Find the string "text" and gather every line that holds it.

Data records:
——————

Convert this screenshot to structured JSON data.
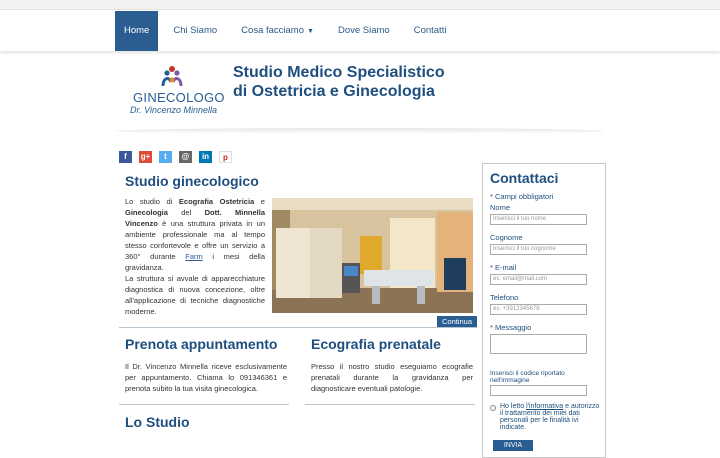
{
  "nav": {
    "items": [
      {
        "label": "Home"
      },
      {
        "label": "Chi Siamo"
      },
      {
        "label": "Cosa facciamo"
      },
      {
        "label": "Dove Siamo"
      },
      {
        "label": "Contatti"
      }
    ]
  },
  "logo": {
    "line1": "GINECOLOGO",
    "line2": "Dr. Vincenzo Minnella"
  },
  "site_title": {
    "line1": "Studio Medico Specialistico",
    "line2": "di Ostetricia e Ginecologia"
  },
  "social": {
    "facebook": "f",
    "gplus": "g+",
    "twitter": "t",
    "email": "@",
    "linkedin": "in",
    "pinterest": "p"
  },
  "intro": {
    "title": "Studio ginecologico",
    "p1a": "Lo studio di ",
    "p1b": "Ecografia Ostetricia",
    "p1c": " e ",
    "p1d": "Ginecologia",
    "p1e": " del ",
    "p1f": "Dott. Minnella Vincenzo",
    "p1g": " è una struttura privata in un ambiente professionale ma al tempo stesso confortevole e offre un servizio a 360° durante ",
    "p1h": "Farm",
    "p1i": " i mesi della gravidanza.",
    "p2": "La struttura si avvale di apparecchiature diagnostica di nuova concezione, oltre all'applicazione di tecniche diagnostiche moderne.",
    "continue": "Continua"
  },
  "prenota": {
    "title": "Prenota appuntamento",
    "text": "Il Dr. Vincenzo Minnella riceve esclusivamente per appuntamento. Chiama lo 091346361 e prenota subito la tua visita ginecologica."
  },
  "ecografia": {
    "title": "Ecografia prenatale",
    "text": "Presso il nostro studio eseguiamo ecografie prenatali durante la gravidanza per diagnosticare eventuali patologie."
  },
  "studio": {
    "title": "Lo Studio"
  },
  "contact": {
    "title": "Contattaci",
    "required_note": "* Campi obbligatori",
    "name_label": "Nome",
    "name_placeholder": "Inserisci il tuo nome",
    "surname_label": "Cognome",
    "surname_placeholder": "Inserisci il tuo cognome",
    "email_label": "* E-mail",
    "email_placeholder": "es: email@mail.com",
    "phone_label": "Telefono",
    "phone_placeholder": "es: +3912345678",
    "message_label": "* Messaggio",
    "captcha_label": "Inserisci il codice riportato nell'immagine",
    "privacy_a": "Ho letto ",
    "privacy_link": "l'informativa",
    "privacy_b": " e autorizzo il trattamento dei miei dati personali per le finalità ivi indicate.",
    "send": "INVIA"
  },
  "colors": {
    "brand": "#2a5d92",
    "title": "#1e4f7f"
  }
}
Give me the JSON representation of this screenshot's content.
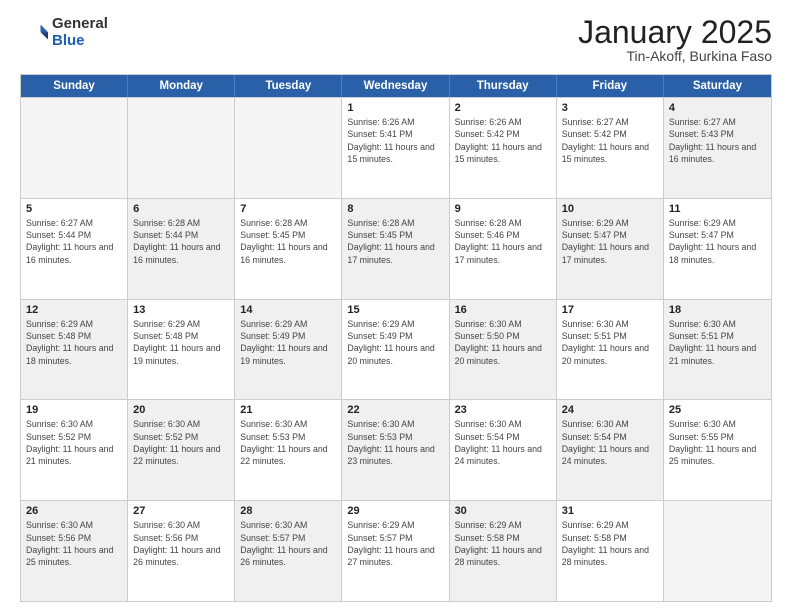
{
  "header": {
    "logo_general": "General",
    "logo_blue": "Blue",
    "title": "January 2025",
    "location": "Tin-Akoff, Burkina Faso"
  },
  "days_of_week": [
    "Sunday",
    "Monday",
    "Tuesday",
    "Wednesday",
    "Thursday",
    "Friday",
    "Saturday"
  ],
  "rows": [
    [
      {
        "day": "",
        "empty": true
      },
      {
        "day": "",
        "empty": true
      },
      {
        "day": "",
        "empty": true
      },
      {
        "day": "1",
        "sunrise": "6:26 AM",
        "sunset": "5:41 PM",
        "daylight": "11 hours and 15 minutes."
      },
      {
        "day": "2",
        "sunrise": "6:26 AM",
        "sunset": "5:42 PM",
        "daylight": "11 hours and 15 minutes."
      },
      {
        "day": "3",
        "sunrise": "6:27 AM",
        "sunset": "5:42 PM",
        "daylight": "11 hours and 15 minutes."
      },
      {
        "day": "4",
        "sunrise": "6:27 AM",
        "sunset": "5:43 PM",
        "daylight": "11 hours and 16 minutes.",
        "shaded": true
      }
    ],
    [
      {
        "day": "5",
        "sunrise": "6:27 AM",
        "sunset": "5:44 PM",
        "daylight": "11 hours and 16 minutes."
      },
      {
        "day": "6",
        "sunrise": "6:28 AM",
        "sunset": "5:44 PM",
        "daylight": "11 hours and 16 minutes.",
        "shaded": true
      },
      {
        "day": "7",
        "sunrise": "6:28 AM",
        "sunset": "5:45 PM",
        "daylight": "11 hours and 16 minutes."
      },
      {
        "day": "8",
        "sunrise": "6:28 AM",
        "sunset": "5:45 PM",
        "daylight": "11 hours and 17 minutes.",
        "shaded": true
      },
      {
        "day": "9",
        "sunrise": "6:28 AM",
        "sunset": "5:46 PM",
        "daylight": "11 hours and 17 minutes."
      },
      {
        "day": "10",
        "sunrise": "6:29 AM",
        "sunset": "5:47 PM",
        "daylight": "11 hours and 17 minutes.",
        "shaded": true
      },
      {
        "day": "11",
        "sunrise": "6:29 AM",
        "sunset": "5:47 PM",
        "daylight": "11 hours and 18 minutes."
      }
    ],
    [
      {
        "day": "12",
        "sunrise": "6:29 AM",
        "sunset": "5:48 PM",
        "daylight": "11 hours and 18 minutes.",
        "shaded": true
      },
      {
        "day": "13",
        "sunrise": "6:29 AM",
        "sunset": "5:48 PM",
        "daylight": "11 hours and 19 minutes."
      },
      {
        "day": "14",
        "sunrise": "6:29 AM",
        "sunset": "5:49 PM",
        "daylight": "11 hours and 19 minutes.",
        "shaded": true
      },
      {
        "day": "15",
        "sunrise": "6:29 AM",
        "sunset": "5:49 PM",
        "daylight": "11 hours and 20 minutes."
      },
      {
        "day": "16",
        "sunrise": "6:30 AM",
        "sunset": "5:50 PM",
        "daylight": "11 hours and 20 minutes.",
        "shaded": true
      },
      {
        "day": "17",
        "sunrise": "6:30 AM",
        "sunset": "5:51 PM",
        "daylight": "11 hours and 20 minutes."
      },
      {
        "day": "18",
        "sunrise": "6:30 AM",
        "sunset": "5:51 PM",
        "daylight": "11 hours and 21 minutes.",
        "shaded": true
      }
    ],
    [
      {
        "day": "19",
        "sunrise": "6:30 AM",
        "sunset": "5:52 PM",
        "daylight": "11 hours and 21 minutes."
      },
      {
        "day": "20",
        "sunrise": "6:30 AM",
        "sunset": "5:52 PM",
        "daylight": "11 hours and 22 minutes.",
        "shaded": true
      },
      {
        "day": "21",
        "sunrise": "6:30 AM",
        "sunset": "5:53 PM",
        "daylight": "11 hours and 22 minutes."
      },
      {
        "day": "22",
        "sunrise": "6:30 AM",
        "sunset": "5:53 PM",
        "daylight": "11 hours and 23 minutes.",
        "shaded": true
      },
      {
        "day": "23",
        "sunrise": "6:30 AM",
        "sunset": "5:54 PM",
        "daylight": "11 hours and 24 minutes."
      },
      {
        "day": "24",
        "sunrise": "6:30 AM",
        "sunset": "5:54 PM",
        "daylight": "11 hours and 24 minutes.",
        "shaded": true
      },
      {
        "day": "25",
        "sunrise": "6:30 AM",
        "sunset": "5:55 PM",
        "daylight": "11 hours and 25 minutes."
      }
    ],
    [
      {
        "day": "26",
        "sunrise": "6:30 AM",
        "sunset": "5:56 PM",
        "daylight": "11 hours and 25 minutes.",
        "shaded": true
      },
      {
        "day": "27",
        "sunrise": "6:30 AM",
        "sunset": "5:56 PM",
        "daylight": "11 hours and 26 minutes."
      },
      {
        "day": "28",
        "sunrise": "6:30 AM",
        "sunset": "5:57 PM",
        "daylight": "11 hours and 26 minutes.",
        "shaded": true
      },
      {
        "day": "29",
        "sunrise": "6:29 AM",
        "sunset": "5:57 PM",
        "daylight": "11 hours and 27 minutes."
      },
      {
        "day": "30",
        "sunrise": "6:29 AM",
        "sunset": "5:58 PM",
        "daylight": "11 hours and 28 minutes.",
        "shaded": true
      },
      {
        "day": "31",
        "sunrise": "6:29 AM",
        "sunset": "5:58 PM",
        "daylight": "11 hours and 28 minutes."
      },
      {
        "day": "",
        "empty": true
      }
    ]
  ]
}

——————

• [TASK RESPONSE]:
    "text": "Il Dr. Vincenzo Minnella riceve esclusivamente per appuntamento. Chiama lo 091346361 e prenota subito la tua visita ginecologica."
    "text": "Presso il nostro studio eseguiamo ecografie prenatali durante la gravidanza per diagnosticare eventuali patologie."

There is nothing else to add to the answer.